▶ [What to work on] Reproduce every entry exactly, without alteration.

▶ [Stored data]
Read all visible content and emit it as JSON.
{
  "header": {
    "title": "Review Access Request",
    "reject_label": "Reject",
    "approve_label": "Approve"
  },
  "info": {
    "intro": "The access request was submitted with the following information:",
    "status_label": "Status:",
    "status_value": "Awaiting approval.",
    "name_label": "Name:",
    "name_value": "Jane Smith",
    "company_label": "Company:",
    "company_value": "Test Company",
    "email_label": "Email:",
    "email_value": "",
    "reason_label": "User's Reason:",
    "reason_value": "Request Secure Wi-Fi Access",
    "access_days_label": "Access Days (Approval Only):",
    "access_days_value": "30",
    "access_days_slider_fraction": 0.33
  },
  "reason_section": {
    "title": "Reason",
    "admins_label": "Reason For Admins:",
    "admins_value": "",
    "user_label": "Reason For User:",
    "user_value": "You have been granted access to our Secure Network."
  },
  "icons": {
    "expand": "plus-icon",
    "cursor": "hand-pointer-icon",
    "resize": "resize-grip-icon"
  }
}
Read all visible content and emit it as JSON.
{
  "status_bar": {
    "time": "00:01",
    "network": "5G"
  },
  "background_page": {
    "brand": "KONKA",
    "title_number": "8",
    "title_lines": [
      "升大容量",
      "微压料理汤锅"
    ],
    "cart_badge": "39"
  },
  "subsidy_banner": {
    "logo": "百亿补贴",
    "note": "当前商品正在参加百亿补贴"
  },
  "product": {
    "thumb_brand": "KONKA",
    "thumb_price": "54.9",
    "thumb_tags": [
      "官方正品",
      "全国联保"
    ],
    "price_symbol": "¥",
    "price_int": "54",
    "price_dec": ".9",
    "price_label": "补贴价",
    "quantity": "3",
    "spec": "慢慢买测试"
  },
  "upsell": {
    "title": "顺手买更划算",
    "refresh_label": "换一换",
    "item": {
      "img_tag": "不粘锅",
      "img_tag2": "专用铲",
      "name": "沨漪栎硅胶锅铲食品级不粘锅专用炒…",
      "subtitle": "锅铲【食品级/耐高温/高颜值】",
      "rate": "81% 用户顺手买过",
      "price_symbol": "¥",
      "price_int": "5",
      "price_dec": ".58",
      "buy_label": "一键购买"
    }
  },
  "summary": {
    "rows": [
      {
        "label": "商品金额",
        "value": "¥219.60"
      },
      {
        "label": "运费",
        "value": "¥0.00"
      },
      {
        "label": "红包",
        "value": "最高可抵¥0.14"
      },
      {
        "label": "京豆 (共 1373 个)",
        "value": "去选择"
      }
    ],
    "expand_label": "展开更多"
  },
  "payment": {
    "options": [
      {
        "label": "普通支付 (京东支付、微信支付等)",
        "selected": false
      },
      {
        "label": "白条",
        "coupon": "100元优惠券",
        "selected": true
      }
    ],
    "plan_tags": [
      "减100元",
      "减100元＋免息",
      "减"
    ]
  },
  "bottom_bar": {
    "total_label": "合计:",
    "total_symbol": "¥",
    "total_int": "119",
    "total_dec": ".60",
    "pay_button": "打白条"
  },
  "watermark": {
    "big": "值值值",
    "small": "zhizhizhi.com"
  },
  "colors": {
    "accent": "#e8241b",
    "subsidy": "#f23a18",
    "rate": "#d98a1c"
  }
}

▶ [Worked solution]
Read all visible content and emit it as JSON.
{
  "header": {
    "title": "Review Access Request",
    "reject_label": "Reject",
    "approve_label": "Approve"
  },
  "info": {
    "intro": "The access request was submitted with the following information:",
    "status_label": "Status:",
    "status_value": "Awaiting approval.",
    "name_label": "Name:",
    "name_value": "Jane Smith",
    "company_label": "Company:",
    "company_value": "Test Company",
    "email_label": "Email:",
    "email_value": "",
    "reason_label": "User's Reason:",
    "reason_value": "Request Secure Wi-Fi Access",
    "access_days_label": "Access Days (Approval Only):",
    "access_days_value": "30",
    "access_days_slider_fraction": 0.33
  },
  "reason_section": {
    "title": "Reason",
    "admins_label": "Reason For Admins:",
    "admins_value": "",
    "user_label": "Reason For User:",
    "user_value": "You have been granted access to our Secure Network."
  },
  "icons": {
    "expand": "plus-icon",
    "cursor": "hand-pointer-icon",
    "resize": "resize-grip-icon"
  }
}
Read all visible content and emit it as JSON.
{
  "status_bar": {
    "time": "00:01",
    "network": "5G"
  },
  "background_page": {
    "brand": "KONKA",
    "title_number": "8",
    "title_lines": [
      "升大容量",
      "微压料理汤锅"
    ],
    "cart_badge": "39"
  },
  "subsidy_banner": {
    "logo": "百亿补贴",
    "note": "当前商品正在参加百亿补贴"
  },
  "product": {
    "thumb_brand": "KONKA",
    "thumb_price": "54.9",
    "thumb_tags": [
      "官方正品",
      "全国联保"
    ],
    "price_symbol": "¥",
    "price_int": "54",
    "price_dec": ".9",
    "price_label": "补贴价",
    "quantity": "3",
    "spec": "慢慢买测试"
  },
  "upsell": {
    "title": "顺手买更划算",
    "refresh_label": "换一换",
    "item": {
      "img_tag": "不粘锅",
      "img_tag2": "专用铲",
      "name": "沨漪栎硅胶锅铲食品级不粘锅专用炒…",
      "subtitle": "锅铲【食品级/耐高温/高颜值】",
      "rate": "81% 用户顺手买过",
      "price_symbol": "¥",
      "price_int": "5",
      "price_dec": ".58",
      "buy_label": "一键购买"
    }
  },
  "summary": {
    "rows": [
      {
        "label": "商品金额",
        "value": "¥219.60"
      },
      {
        "label": "运费",
        "value": "¥0.00"
      },
      {
        "label": "红包",
        "value": "最高可抵¥0.14"
      },
      {
        "label": "京豆 (共 1373 个)",
        "value": "去选择"
      }
    ],
    "expand_label": "展开更多"
  },
  "payment": {
    "options": [
      {
        "label": "普通支付 (京东支付、微信支付等)",
        "selected": false
      },
      {
        "label": "白条",
        "coupon": "100元优惠券",
        "selected": true
      }
    ],
    "plan_tags": [
      "减100元",
      "减100元＋免息",
      "减"
    ]
  },
  "bottom_bar": {
    "total_label": "合计:",
    "total_symbol": "¥",
    "total_int": "119",
    "total_dec": ".60",
    "pay_button": "打白条"
  },
  "watermark": {
    "big": "值值值",
    "small": "zhizhizhi.com"
  },
  "colors": {
    "accent": "#e8241b",
    "subsidy": "#f23a18",
    "rate": "#d98a1c"
  }
}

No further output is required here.